> Stated exercise:
Show all lines from the data that include the word "rédox".

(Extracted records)

★ ★ ★ ★ ★

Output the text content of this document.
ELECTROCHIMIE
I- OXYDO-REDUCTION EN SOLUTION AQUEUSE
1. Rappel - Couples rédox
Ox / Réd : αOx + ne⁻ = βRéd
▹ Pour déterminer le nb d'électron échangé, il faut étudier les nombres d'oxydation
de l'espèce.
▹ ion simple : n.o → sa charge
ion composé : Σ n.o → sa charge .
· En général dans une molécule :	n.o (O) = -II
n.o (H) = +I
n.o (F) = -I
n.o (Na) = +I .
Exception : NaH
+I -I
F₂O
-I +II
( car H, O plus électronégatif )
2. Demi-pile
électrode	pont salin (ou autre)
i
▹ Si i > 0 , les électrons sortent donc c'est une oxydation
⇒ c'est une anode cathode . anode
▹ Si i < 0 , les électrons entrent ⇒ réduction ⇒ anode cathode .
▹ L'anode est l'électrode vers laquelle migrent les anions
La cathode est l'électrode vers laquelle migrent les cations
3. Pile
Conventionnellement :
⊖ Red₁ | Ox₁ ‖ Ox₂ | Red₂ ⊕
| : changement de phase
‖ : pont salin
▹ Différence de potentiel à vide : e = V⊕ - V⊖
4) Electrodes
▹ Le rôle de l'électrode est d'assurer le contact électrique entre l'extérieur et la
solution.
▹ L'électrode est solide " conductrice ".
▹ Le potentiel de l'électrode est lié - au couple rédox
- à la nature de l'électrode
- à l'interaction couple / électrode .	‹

★ ★ ★ ★ ★

> Response:
1. Rappel - Couples rédox
▹ Le potentiel de l'électrode est lié - au couple rédox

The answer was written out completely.